___ Material for this task

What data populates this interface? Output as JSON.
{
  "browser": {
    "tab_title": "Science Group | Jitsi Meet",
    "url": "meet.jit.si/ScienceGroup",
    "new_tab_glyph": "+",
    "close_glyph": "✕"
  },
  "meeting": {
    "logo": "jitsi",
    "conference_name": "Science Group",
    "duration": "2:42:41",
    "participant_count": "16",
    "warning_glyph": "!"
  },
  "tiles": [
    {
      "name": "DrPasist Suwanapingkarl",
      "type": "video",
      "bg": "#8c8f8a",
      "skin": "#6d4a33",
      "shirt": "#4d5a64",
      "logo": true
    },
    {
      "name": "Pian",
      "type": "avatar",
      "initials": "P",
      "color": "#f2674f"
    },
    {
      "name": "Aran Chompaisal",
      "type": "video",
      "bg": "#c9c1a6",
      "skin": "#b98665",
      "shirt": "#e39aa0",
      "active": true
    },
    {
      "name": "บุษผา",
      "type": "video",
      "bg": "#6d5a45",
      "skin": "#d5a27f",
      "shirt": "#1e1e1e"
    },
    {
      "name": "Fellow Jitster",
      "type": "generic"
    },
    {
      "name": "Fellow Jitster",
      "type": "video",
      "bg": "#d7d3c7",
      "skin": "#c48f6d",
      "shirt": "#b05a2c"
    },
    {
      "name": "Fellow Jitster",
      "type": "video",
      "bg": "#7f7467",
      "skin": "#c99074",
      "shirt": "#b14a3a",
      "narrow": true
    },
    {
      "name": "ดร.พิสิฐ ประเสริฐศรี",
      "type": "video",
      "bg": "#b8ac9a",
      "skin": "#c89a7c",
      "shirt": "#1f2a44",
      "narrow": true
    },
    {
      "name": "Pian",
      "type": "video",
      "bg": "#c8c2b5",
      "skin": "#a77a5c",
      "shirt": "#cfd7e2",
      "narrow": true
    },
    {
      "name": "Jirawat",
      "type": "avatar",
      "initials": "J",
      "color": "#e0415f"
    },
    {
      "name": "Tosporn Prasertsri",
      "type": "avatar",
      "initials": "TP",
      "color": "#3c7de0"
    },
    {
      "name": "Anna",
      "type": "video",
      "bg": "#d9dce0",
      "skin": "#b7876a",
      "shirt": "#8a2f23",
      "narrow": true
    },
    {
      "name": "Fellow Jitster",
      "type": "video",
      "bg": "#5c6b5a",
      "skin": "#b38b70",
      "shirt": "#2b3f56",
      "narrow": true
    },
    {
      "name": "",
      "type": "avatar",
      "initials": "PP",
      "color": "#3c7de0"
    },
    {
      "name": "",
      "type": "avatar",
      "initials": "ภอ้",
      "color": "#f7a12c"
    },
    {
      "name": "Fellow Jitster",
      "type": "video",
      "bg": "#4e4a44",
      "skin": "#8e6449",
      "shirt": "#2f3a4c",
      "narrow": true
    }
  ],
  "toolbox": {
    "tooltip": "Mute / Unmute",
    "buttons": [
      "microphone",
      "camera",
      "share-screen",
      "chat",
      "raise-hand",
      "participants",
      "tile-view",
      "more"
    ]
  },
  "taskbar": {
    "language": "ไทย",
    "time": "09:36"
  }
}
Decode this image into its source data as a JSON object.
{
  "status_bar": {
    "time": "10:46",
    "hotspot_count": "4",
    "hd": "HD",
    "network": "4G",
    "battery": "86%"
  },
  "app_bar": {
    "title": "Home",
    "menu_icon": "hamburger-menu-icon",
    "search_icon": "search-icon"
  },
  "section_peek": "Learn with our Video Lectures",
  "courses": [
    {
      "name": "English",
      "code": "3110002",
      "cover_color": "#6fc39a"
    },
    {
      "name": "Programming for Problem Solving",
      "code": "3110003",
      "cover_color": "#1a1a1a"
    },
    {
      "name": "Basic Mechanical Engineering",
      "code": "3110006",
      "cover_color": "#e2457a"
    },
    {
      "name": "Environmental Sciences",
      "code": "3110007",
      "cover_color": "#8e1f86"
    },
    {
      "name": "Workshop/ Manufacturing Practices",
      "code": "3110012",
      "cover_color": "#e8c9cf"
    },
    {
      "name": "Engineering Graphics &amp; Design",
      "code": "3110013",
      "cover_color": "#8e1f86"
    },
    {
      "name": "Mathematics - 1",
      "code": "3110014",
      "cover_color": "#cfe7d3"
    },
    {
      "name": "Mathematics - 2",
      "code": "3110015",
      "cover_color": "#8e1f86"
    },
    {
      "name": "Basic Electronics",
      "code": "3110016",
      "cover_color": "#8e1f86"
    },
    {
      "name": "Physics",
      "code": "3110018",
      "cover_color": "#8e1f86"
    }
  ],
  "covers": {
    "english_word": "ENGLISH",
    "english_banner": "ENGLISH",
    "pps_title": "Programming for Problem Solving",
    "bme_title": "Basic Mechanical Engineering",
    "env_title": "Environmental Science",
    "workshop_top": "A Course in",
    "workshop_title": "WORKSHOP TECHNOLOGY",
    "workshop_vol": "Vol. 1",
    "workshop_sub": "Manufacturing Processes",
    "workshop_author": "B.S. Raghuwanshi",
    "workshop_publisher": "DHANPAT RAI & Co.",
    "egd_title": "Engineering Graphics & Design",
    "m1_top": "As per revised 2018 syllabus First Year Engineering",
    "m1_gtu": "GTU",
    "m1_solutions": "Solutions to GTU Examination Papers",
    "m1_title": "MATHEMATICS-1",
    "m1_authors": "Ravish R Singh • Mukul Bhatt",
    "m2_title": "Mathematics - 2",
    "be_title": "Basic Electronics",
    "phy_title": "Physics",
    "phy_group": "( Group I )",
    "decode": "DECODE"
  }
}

______

**Given instruction:**
Above are the records; copy every line in them that holds the word "icon".

**Worked answer:**
    "menu_icon": "hamburger-menu-icon",
    "search_icon": "search-icon"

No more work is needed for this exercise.